● **Information given**

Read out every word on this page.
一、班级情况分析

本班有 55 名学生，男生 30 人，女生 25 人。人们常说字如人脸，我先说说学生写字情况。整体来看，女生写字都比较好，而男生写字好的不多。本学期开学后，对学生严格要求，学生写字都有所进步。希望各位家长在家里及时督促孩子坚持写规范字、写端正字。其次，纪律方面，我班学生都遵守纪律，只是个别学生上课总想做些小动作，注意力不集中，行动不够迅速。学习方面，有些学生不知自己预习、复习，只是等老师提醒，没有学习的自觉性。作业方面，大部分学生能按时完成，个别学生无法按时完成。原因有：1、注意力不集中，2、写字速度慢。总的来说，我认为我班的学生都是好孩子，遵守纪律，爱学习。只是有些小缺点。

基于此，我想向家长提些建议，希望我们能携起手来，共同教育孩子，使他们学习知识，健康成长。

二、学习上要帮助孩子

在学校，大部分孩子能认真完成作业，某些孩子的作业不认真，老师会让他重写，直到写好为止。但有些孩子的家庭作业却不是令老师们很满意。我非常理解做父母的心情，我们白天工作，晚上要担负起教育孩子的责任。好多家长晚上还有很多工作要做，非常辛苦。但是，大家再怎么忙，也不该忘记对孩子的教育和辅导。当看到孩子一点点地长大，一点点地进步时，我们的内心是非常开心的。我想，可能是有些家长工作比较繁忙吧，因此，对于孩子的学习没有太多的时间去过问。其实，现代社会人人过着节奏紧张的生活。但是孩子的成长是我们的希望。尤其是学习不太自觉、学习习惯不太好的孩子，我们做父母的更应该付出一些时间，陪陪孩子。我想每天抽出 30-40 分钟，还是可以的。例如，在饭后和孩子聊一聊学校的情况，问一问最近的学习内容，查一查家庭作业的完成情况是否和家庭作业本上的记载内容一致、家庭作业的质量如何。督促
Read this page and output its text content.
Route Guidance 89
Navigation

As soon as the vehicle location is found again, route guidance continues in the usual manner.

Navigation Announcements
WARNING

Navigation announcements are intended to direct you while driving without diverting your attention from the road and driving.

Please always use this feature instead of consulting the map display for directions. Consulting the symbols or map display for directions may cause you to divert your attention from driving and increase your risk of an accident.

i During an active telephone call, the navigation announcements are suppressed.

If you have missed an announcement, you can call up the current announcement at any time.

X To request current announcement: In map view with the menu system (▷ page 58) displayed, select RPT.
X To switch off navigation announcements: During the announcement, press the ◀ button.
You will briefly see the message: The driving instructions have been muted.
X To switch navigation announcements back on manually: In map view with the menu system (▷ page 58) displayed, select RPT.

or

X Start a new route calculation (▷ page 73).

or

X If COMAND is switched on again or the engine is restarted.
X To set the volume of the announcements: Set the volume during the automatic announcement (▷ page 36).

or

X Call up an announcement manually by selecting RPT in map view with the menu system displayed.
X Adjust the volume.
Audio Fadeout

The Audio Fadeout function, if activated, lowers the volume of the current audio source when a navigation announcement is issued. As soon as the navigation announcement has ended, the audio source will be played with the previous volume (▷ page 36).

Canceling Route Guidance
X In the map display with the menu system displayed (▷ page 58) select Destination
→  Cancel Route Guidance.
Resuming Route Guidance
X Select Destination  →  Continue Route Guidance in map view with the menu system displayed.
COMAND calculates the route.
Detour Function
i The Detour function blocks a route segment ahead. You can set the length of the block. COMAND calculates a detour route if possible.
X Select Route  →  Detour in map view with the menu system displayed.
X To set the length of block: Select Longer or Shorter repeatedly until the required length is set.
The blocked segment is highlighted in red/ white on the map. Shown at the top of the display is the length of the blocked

● **The problem**
Restate every record exactly, leaving nothing out.

● **Finished task**
Read out every word on this page.
一、班级情况分析

本班有 55 名学生，男生 30 人，女生 25 人。人们常说字如人脸，我先说说学生写字情况。整体来看，女生写字都比较好，而男生写字好的不多。本学期开学后，对学生严格要求，学生写字都有所进步。希望各位家长在家里及时督促孩子坚持写规范字、写端正字。其次，纪律方面，我班学生都遵守纪律，只是个别学生上课总想做些小动作，注意力不集中，行动不够迅速。学习方面，有些学生不知自己预习、复习，只是等老师提醒，没有学习的自觉性。作业方面，大部分学生能按时完成，个别学生无法按时完成。原因有：1、注意力不集中，2、写字速度慢。总的来说，我认为我班的学生都是好孩子，遵守纪律，爱学习。只是有些小缺点。

基于此，我想向家长提些建议，希望我们能携起手来，共同教育孩子，使他们学习知识，健康成长。

二、学习上要帮助孩子

在学校，大部分孩子能认真完成作业，某些孩子的作业不认真，老师会让他重写，直到写好为止。但有些孩子的家庭作业却不是令老师们很满意。我非常理解做父母的心情，我们白天工作，晚上要担负起教育孩子的责任。好多家长晚上还有很多工作要做，非常辛苦。但是，大家再怎么忙，也不该忘记对孩子的教育和辅导。当看到孩子一点点地长大，一点点地进步时，我们的内心是非常开心的。我想，可能是有些家长工作比较繁忙吧，因此，对于孩子的学习没有太多的时间去过问。其实，现代社会人人过着节奏紧张的生活。但是孩子的成长是我们的希望。尤其是学习不太自觉、学习习惯不太好的孩子，我们做父母的更应该付出一些时间，陪陪孩子。我想每天抽出 30-40 分钟，还是可以的。例如，在饭后和孩子聊一聊学校的情况，问一问最近的学习内容，查一查家庭作业的完成情况是否和家庭作业本上的记载内容一致、家庭作业的质量如何。督促
Read this page and output its text content.
Route Guidance 89
Navigation

As soon as the vehicle location is found again, route guidance continues in the usual manner.

Navigation Announcements
WARNING

Navigation announcements are intended to direct you while driving without diverting your attention from the road and driving.

Please always use this feature instead of consulting the map display for directions. Consulting the symbols or map display for directions may cause you to divert your attention from driving and increase your risk of an accident.

i During an active telephone call, the navigation announcements are suppressed.

If you have missed an announcement, you can call up the current announcement at any time.

X To request current announcement: In map view with the menu system (▷ page 58) displayed, select RPT.
X To switch off navigation announcements: During the announcement, press the ◀ button.
You will briefly see the message: The driving instructions have been muted.
X To switch navigation announcements back on manually: In map view with the menu system (▷ page 58) displayed, select RPT.

or

X Start a new route calculation (▷ page 73).

or

X If COMAND is switched on again or the engine is restarted.
X To set the volume of the announcements: Set the volume during the automatic announcement (▷ page 36).

or

X Call up an announcement manually by selecting RPT in map view with the menu system displayed.
X Adjust the volume.
Audio Fadeout

The Audio Fadeout function, if activated, lowers the volume of the current audio source when a navigation announcement is issued. As soon as the navigation announcement has ended, the audio source will be played with the previous volume (▷ page 36).

Canceling Route Guidance
X In the map display with the menu system displayed (▷ page 58) select Destination
→  Cancel Route Guidance.
Resuming Route Guidance
X Select Destination  →  Continue Route Guidance in map view with the menu system displayed.
COMAND calculates the route.
Detour Function
i The Detour function blocks a route segment ahead. You can set the length of the block. COMAND calculates a detour route if possible.
X Select Route  →  Detour in map view with the menu system displayed.
X To set the length of block: Select Longer or Shorter repeatedly until the required length is set.
The blocked segment is highlighted in red/ white on the map. Shown at the top of the display is the length of the blocked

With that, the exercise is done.